* ЗАДАНИЯ
[a] Приведите дословно фрагмент статьи о постдраматизме в драматургии, который начинается со слов «Общие вопросы» и заканчивается словами «Не странно ли?».
[b] Допишите статью о постдраматизме в драматургии, продолжив её сразу после последнего приведённого предложения.

Общие вопросы
О постдраматизме в драматургии
Наталья Скороход
Появление спектакля, где люди в черных пальто под громкую музыку приносят на/уносят со сцены бутылки, никого почему-то не удивляет, а вот появление пьесы, где два-три слова в бесконечных и бессмысленных повторениях сочетаются друг с другом то так, то эдак, создавая причудливую звуковую вязь, все еще вызывает если не ярость, то недоумение или насмешку. Не странно ли?

В отношении драматургии и театра у нас вообще много странного.

Странно например то, что в стране, столь отличившейся за последние полтора века на драматургическом поле, школа драматургии исторически не сложилась: ни Островский, ни Чехов, ни Сухово-Кобылин, ни Булгаков, ни Максим Горький, ни один из Толстых, ни Николай Эрдман так и не оставили учеников и последователей. До самого последнего времени не существовало такой специализации у нас и в рамках государственного театрального образования. А вот в заморских странах драматургов (playwrights) последние 50-60 лет учат на факультетах театра, совместно с актерами и режиссерами или же эту специальность – «playwriting» – получают как часть профессионального цикла направления «dramaturgy», что иногда переводится у нас как «шеф-драматург», там студенты обучаются на равных и драматургии, и т.н. «завлитскому делу», и истории театра, и критике. И это невзирая на то, что именно в западной мысли родилась идея «постдраматизма», рассматривающая драматургию не только как необязательный элемент театрального зрелища, но и вообще как пережиток прошлого, поскольку материалом для спектакля может стать все, что угодно. Здесь замечу в скобках, что из всех элементов синкретического феномена именуемого спектаклем одно лишь слово подвергается за последнюю сотню лет дискриминации, почему-то никто с такой остротой не ставит вопрос о постсценографическом или постактерском или же – пострежиссерском театре… Ханс-Тис Леманн выводит за рамки театральных профессий лишь драматурга.

Собственно развод драматургии и театра состоялся задолго до выхода книги Х.-Т. Леманна (1999), а драматургия – эта древнейшая из театральных профессий – крахом своим обязана главным образом себе самой, иными словами, тому факту, что сцена научилась ставить старые пьесы как они есть, не обновляя, а лишь переводя на национальные языки. Открытие это принято приписывать Гёте, хотя учитывая общую «литературность» театра ХIХ века, можно предположить, что идея витала в воздухе. И тем не менее сцене понадобилось примерно сто лет, чтобы осознать все преимущества классической пьесы перед современной, а молодому драматургу едва войдя в профессию, приходится конкурировать теперь не с таким же начинающим раздолбаем, а с Шекспиром и Софоклом, Ибсеном или Бюхнером, ну и естественно проигрывать в этой схватке.

* ПРЕДОСТАВЛЕННЫЕ ДАННЫЕ
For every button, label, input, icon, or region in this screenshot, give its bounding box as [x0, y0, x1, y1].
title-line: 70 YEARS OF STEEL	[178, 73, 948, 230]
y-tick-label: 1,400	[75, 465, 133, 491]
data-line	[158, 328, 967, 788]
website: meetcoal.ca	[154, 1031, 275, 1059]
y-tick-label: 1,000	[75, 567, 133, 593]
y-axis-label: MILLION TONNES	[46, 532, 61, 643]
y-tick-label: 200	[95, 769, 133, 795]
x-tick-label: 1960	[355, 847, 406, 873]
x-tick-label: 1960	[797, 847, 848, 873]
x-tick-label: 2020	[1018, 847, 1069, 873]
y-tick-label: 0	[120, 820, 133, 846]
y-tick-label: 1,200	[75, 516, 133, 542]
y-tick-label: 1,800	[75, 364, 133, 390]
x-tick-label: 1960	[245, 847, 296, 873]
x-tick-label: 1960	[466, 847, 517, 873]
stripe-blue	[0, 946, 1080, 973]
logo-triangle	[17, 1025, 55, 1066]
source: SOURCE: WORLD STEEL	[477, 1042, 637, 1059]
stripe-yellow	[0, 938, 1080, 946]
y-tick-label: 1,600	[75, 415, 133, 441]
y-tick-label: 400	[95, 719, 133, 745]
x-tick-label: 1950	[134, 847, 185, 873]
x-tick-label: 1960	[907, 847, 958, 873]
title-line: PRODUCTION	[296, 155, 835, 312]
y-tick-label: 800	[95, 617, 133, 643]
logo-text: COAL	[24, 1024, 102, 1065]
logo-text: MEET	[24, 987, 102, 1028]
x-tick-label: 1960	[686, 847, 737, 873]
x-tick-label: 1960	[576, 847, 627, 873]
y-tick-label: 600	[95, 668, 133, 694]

* ОТВЕТЫ
[a]
Общие вопросы
О постдраматизме в драматургии
Наталья Скороход
Появление спектакля, где люди в черных пальто под громкую музыку приносят на/уносят со сцены бутылки, никого почему-то не удивляет, а вот появление пьесы, где два-три слова в бесконечных и бессмысленных повторениях сочетаются друг с другом то так, то эдак, создавая причудливую звуковую вязь, все еще вызывает если не ярость, то недоумение или насмешку. Не странно ли?

[b]
Впрочем, речь идет о тренде, конечно же современный же театр строит свои отношения с литературой разнообразными способами: от аудио спектаклей, где текст является исключительным средством выразительности до визуальных представлений, где словесный элемент либо отсутствует, либо составлен из разнородных текстовых фрагментов и как правило функционален. В более традиционных формах театр все еще взаимодействует со словом на семантическом поле, но и здесь границы между пьесой и «не пьесой» становятся все более прозрачными, а некоторые романы стали такой же мировой сценической классикой как трагедии, комедии и драмы Шекспира, Мольера, Ибсена или Чехова.

Самое любопытное, что драматургия в такой ситуации не только не отмирает как профессия, а напротив становится все более заметной. Приблизительно с начала нынешнего столетия русскоязычная пьеса как будто начинает новую страницу своей истории и позиционирует себя так, как будто создает ее с «чистого листа». Манифесты т.н. «новой драмы» начала ХХI века поднимали на щит т.н. «новую актуальность»: Михаил Угаров пытаясь определить, что есть новая пьеса, рассуждал об «актуальном тексте», «который активно взаимодействует с реальностью, с современной языковой ситуацией, с состоянием мысли, со способами определения сегодняшнего мира и попытками общества реагировать на него». В результате молодые люди, собираясь в небольших помещениях читали друг другу пьесы, где героями становились лица «нового дна», чей язык состоял преимущественно из инвектив, поступки относились к категории девиантного поведения, проще говоря, гастарбайтеры, проститутки, бомжи, извергая потоки матерщины, совершали/обсуждали убийства, членовредительства, издевательства и изнасилования. Было ли это влиянием английской драматургии In-Yer-Face? Действительно популярность Сары Кейн и Равенхилла как будто и началась в России в конце ХХ века, однако эти авторы и их герои выглядели респектабельными яппи на фоне бесконечной череды неблагополучных подростков и откровенных ублюдков из русских пьес. Была ли это попытка «нового натурализма» под влиянием социального слома конца 1980–1990-х? Вероятно Эмиль Золя рукоплескал бы манифестам Михаила Угарова и Елены Греминой, однако был бы разочарован результатами драматургической деятельности их питомцев. Отсутствие в этих пьесах проработанной коллизии и откровенно пародийный тон, возникающий в том числе благодаря обилию мата, слетающего с уст всех без исключения героев и снимающего мало-мальски созданный драматизм, психологическая примитивность персонажей, банальность положений, а главное, неумение авторов развить полнометражную трехчастную драматическую историю – все эти свойства делали пьесы чрезвычайно уязвимыми. Режиссерам было неинтересно их ставить, актерам играть, а зрителям смотреть. Последние вообще возмущались общей «некультурностью» и «разнузданностью» новейшей русской пьесы, которую с легкой руки кого-то из журналистов окрестили «срамотургией». Первыми, кого всерьез заинтересовали эти тексты – были филологи.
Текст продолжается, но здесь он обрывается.